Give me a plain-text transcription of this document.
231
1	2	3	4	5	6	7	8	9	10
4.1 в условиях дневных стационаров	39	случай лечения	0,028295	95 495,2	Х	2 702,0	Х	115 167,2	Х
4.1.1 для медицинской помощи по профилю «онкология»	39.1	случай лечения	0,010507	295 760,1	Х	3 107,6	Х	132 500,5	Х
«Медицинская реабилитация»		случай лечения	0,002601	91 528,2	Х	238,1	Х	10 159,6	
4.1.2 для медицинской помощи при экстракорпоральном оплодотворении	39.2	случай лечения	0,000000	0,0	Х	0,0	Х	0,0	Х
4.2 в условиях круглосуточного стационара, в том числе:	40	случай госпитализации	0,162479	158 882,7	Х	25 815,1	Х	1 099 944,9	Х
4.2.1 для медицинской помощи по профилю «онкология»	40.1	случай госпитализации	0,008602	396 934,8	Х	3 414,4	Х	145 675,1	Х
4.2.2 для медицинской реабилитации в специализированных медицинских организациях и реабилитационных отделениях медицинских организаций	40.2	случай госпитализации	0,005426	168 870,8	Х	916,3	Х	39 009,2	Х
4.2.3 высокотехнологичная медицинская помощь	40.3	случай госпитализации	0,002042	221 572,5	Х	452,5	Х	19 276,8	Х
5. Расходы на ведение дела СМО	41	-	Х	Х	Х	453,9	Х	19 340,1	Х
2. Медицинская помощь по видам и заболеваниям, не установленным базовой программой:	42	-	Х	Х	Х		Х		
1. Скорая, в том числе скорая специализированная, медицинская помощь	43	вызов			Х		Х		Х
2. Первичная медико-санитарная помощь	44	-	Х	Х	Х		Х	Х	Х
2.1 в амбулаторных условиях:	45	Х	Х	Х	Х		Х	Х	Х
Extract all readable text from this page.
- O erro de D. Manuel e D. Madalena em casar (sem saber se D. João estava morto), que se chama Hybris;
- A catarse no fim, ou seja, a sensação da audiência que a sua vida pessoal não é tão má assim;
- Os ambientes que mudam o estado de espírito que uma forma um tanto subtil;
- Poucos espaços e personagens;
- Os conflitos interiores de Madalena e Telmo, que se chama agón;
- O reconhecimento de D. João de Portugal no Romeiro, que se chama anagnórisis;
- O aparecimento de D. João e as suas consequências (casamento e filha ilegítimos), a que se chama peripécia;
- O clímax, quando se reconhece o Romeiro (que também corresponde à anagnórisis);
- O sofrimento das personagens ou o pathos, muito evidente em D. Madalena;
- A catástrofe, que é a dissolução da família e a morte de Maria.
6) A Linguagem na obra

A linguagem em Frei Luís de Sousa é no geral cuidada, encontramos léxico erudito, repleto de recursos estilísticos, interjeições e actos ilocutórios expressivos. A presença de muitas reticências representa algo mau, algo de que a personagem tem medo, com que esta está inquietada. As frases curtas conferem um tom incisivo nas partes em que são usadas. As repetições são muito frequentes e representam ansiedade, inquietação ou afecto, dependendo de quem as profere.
━━━━
## WHAT IS ASKED
Set all of the entries down again, exactly as they were given.

## RESULT
Give me a plain-text transcription of this document.
231
1	2	3	4	5	6	7	8	9	10
4.1 в условиях дневных стационаров	39	случай лечения	0,028295	95 495,2	Х	2 702,0	Х	115 167,2	Х
4.1.1 для медицинской помощи по профилю «онкология»	39.1	случай лечения	0,010507	295 760,1	Х	3 107,6	Х	132 500,5	Х
«Медицинская реабилитация»		случай лечения	0,002601	91 528,2	Х	238,1	Х	10 159,6	
4.1.2 для медицинской помощи при экстракорпоральном оплодотворении	39.2	случай лечения	0,000000	0,0	Х	0,0	Х	0,0	Х
4.2 в условиях круглосуточного стационара, в том числе:	40	случай госпитализации	0,162479	158 882,7	Х	25 815,1	Х	1 099 944,9	Х
4.2.1 для медицинской помощи по профилю «онкология»	40.1	случай госпитализации	0,008602	396 934,8	Х	3 414,4	Х	145 675,1	Х
4.2.2 для медицинской реабилитации в специализированных медицинских организациях и реабилитационных отделениях медицинских организаций	40.2	случай госпитализации	0,005426	168 870,8	Х	916,3	Х	39 009,2	Х
4.2.3 высокотехнологичная медицинская помощь	40.3	случай госпитализации	0,002042	221 572,5	Х	452,5	Х	19 276,8	Х
5. Расходы на ведение дела СМО	41	-	Х	Х	Х	453,9	Х	19 340,1	Х
2. Медицинская помощь по видам и заболеваниям, не установленным базовой программой:	42	-	Х	Х	Х		Х		
1. Скорая, в том числе скорая специализированная, медицинская помощь	43	вызов			Х		Х		Х
2. Первичная медико-санитарная помощь	44	-	Х	Х	Х		Х	Х	Х
2.1 в амбулаторных условиях:	45	Х	Х	Х	Х		Х	Х	Х
Extract all readable text from this page.
- O erro de D. Manuel e D. Madalena em casar (sem saber se D. João estava morto), que se chama Hybris;
- A catarse no fim, ou seja, a sensação da audiência que a sua vida pessoal não é tão má assim;
- Os ambientes que mudam o estado de espírito que uma forma um tanto subtil;
- Poucos espaços e personagens;
- Os conflitos interiores de Madalena e Telmo, que se chama agón;
- O reconhecimento de D. João de Portugal no Romeiro, que se chama anagnórisis;
- O aparecimento de D. João e as suas consequências (casamento e filha ilegítimos), a que se chama peripécia;
- O clímax, quando se reconhece o Romeiro (que também corresponde à anagnórisis);
- O sofrimento das personagens ou o pathos, muito evidente em D. Madalena;
- A catástrofe, que é a dissolução da família e a morte de Maria.
6) A Linguagem na obra

A linguagem em Frei Luís de Sousa é no geral cuidada, encontramos léxico erudito, repleto de recursos estilísticos, interjeições e actos ilocutórios expressivos. A presença de muitas reticências representa algo mau, algo de que a personagem tem medo, com que esta está inquietada. As frases curtas conferem um tom incisivo nas partes em que são usadas. As repetições são muito frequentes e representam ansiedade, inquietação ou afecto, dependendo de quem as profere.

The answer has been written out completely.